[Stored items]

— START —

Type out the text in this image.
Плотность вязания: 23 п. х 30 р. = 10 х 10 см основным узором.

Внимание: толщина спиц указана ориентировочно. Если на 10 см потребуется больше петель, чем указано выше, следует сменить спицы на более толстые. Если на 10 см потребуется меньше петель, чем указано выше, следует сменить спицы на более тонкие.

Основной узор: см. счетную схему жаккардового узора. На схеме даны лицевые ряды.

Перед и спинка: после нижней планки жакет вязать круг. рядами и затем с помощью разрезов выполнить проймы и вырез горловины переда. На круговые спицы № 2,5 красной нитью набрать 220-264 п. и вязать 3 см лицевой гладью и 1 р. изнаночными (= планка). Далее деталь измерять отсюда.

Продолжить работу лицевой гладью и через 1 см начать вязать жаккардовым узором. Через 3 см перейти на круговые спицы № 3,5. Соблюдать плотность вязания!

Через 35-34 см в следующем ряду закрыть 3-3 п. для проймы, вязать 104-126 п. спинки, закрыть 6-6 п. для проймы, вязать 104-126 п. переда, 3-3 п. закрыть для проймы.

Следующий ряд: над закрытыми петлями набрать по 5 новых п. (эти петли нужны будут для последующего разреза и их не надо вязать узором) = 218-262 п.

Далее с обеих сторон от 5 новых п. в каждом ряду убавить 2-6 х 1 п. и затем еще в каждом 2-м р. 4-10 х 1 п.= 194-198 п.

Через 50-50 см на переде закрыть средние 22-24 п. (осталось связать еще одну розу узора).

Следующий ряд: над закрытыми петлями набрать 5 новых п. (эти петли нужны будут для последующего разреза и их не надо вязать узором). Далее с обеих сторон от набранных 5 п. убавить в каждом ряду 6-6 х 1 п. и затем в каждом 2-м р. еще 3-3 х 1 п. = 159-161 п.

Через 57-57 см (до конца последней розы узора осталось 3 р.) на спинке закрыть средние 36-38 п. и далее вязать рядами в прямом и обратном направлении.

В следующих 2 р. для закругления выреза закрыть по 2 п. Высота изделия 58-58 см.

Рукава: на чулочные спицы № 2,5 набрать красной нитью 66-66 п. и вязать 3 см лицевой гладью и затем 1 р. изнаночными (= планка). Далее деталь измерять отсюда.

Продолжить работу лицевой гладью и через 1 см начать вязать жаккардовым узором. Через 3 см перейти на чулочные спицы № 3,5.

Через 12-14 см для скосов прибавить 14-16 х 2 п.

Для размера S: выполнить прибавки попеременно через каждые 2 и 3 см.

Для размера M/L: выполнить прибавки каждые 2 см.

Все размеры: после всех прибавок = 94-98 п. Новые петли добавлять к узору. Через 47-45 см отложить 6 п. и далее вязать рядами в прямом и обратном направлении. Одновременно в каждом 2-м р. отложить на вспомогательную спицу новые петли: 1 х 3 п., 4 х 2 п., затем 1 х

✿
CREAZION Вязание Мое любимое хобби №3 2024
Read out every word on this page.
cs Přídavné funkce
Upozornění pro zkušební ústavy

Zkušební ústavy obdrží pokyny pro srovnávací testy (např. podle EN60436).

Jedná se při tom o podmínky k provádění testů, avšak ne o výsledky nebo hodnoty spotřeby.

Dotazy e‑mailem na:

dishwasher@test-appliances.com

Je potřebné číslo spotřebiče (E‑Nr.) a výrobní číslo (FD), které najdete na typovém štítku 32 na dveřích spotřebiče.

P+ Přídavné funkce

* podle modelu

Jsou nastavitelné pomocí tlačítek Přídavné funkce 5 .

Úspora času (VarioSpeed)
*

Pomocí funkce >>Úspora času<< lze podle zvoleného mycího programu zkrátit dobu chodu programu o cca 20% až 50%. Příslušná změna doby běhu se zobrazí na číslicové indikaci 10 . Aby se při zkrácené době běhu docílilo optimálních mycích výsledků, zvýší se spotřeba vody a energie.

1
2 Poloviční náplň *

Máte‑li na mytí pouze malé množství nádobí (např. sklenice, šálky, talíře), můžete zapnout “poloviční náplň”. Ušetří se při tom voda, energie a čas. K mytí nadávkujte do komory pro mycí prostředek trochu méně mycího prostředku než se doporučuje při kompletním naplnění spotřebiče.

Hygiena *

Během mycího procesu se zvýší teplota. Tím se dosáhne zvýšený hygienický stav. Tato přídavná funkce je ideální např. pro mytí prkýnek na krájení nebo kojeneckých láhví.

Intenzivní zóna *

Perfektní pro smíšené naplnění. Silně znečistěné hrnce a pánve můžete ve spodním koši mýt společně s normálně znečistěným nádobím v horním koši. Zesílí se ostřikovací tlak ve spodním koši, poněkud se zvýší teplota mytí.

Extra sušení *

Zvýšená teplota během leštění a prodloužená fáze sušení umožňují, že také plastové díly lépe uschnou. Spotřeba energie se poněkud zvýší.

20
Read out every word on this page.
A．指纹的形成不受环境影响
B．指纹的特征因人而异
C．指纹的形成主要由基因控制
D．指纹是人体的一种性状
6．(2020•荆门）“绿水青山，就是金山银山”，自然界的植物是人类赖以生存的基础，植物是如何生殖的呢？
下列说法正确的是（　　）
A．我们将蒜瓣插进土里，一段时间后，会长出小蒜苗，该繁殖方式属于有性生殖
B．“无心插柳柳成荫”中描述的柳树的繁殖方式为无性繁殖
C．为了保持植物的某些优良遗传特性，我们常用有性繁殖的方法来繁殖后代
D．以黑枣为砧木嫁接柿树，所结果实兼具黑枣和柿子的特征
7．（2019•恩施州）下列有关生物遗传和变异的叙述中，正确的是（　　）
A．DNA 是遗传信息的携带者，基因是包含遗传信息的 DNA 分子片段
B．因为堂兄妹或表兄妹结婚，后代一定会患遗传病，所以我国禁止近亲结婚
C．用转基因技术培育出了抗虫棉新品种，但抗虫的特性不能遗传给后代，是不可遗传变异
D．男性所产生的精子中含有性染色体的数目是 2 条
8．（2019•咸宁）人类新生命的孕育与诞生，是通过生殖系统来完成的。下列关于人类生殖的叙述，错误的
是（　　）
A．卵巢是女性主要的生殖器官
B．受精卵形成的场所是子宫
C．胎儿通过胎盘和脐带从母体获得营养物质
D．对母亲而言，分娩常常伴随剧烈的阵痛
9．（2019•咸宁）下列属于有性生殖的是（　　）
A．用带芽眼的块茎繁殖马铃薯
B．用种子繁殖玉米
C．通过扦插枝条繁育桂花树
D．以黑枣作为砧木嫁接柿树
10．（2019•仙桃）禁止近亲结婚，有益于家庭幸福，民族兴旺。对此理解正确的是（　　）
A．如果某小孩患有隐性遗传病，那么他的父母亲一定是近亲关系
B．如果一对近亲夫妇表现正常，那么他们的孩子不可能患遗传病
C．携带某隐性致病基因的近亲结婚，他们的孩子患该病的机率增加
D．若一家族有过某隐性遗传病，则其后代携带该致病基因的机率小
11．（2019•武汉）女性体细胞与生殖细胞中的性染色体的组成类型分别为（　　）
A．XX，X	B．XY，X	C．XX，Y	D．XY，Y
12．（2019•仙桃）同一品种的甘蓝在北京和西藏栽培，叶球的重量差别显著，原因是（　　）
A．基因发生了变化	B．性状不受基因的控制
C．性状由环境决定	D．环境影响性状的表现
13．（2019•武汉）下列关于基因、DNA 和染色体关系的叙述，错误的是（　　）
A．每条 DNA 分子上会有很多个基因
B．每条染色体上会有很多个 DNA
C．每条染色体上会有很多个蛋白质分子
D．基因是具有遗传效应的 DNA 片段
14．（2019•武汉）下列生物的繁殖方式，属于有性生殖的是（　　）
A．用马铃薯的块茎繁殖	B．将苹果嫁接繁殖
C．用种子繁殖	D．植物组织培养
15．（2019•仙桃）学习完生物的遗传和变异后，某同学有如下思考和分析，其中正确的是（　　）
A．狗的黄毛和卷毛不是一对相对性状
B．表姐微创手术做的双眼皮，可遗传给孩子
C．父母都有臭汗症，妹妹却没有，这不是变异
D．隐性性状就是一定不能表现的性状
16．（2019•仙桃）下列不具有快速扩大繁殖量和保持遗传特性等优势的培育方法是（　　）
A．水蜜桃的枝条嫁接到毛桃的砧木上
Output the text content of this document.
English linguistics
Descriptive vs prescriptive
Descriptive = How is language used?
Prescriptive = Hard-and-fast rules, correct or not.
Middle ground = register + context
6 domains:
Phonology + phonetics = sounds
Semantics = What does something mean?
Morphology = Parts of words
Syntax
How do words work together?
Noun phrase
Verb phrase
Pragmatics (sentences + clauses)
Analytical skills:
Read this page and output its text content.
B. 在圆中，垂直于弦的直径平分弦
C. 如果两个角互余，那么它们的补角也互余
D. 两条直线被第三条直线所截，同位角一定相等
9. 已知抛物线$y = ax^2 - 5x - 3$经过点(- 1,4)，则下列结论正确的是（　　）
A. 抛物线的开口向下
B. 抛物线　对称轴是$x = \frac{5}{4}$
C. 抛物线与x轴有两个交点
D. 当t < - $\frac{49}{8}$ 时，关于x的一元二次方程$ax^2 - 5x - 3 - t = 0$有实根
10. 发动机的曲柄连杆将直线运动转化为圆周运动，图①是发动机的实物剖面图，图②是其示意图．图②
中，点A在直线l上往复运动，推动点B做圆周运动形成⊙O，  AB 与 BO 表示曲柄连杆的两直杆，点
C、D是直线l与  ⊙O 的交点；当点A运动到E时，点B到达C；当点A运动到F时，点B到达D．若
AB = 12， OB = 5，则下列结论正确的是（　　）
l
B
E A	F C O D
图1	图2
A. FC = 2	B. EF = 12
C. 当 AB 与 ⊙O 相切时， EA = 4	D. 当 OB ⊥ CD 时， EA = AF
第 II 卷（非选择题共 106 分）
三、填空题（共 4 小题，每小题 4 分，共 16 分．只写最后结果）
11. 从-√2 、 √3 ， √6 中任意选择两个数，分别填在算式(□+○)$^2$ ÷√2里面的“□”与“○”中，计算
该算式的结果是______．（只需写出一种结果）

— END —

▶ **WHAT IS EXPECTED**: Your task is to transcribe the line containing "Output the text content of this document." and every line after it, through the last line of the data, exactly as written and with nothing more.

▶ **WORKED ANSWER**:
Output the text content of this document.
English linguistics
Descriptive vs prescriptive
Descriptive = How is language used?
Prescriptive = Hard-and-fast rules, correct or not.
Middle ground = register + context
6 domains:
Phonology + phonetics = sounds
Semantics = What does something mean?
Morphology = Parts of words
Syntax
How do words work together?
Noun phrase
Verb phrase
Pragmatics (sentences + clauses)
Analytical skills:
Read this page and output its text content.
B. 在圆中，垂直于弦的直径平分弦
C. 如果两个角互余，那么它们的补角也互余
D. 两条直线被第三条直线所截，同位角一定相等
9. 已知抛物线$y = ax^2 - 5x - 3$经过点(- 1,4)，则下列结论正确的是（　　）
A. 抛物线的开口向下
B. 抛物线　对称轴是$x = \frac{5}{4}$
C. 抛物线与x轴有两个交点
D. 当t < - $\frac{49}{8}$ 时，关于x的一元二次方程$ax^2 - 5x - 3 - t = 0$有实根
10. 发动机的曲柄连杆将直线运动转化为圆周运动，图①是发动机的实物剖面图，图②是其示意图．图②
中，点A在直线l上往复运动，推动点B做圆周运动形成⊙O，  AB 与 BO 表示曲柄连杆的两直杆，点
C、D是直线l与  ⊙O 的交点；当点A运动到E时，点B到达C；当点A运动到F时，点B到达D．若
AB = 12， OB = 5，则下列结论正确的是（　　）
l
B
E A	F C O D
图1	图2
A. FC = 2	B. EF = 12
C. 当 AB 与 ⊙O 相切时， EA = 4	D. 当 OB ⊥ CD 时， EA = AF
第 II 卷（非选择题共 106 分）
三、填空题（共 4 小题，每小题 4 分，共 16 分．只写最后结果）
11. 从-√2 、 √3 ， √6 中任意选择两个数，分别填在算式(□+○)$^2$ ÷√2里面的“□”与“○”中，计算
该算式的结果是______．（只需写出一种结果）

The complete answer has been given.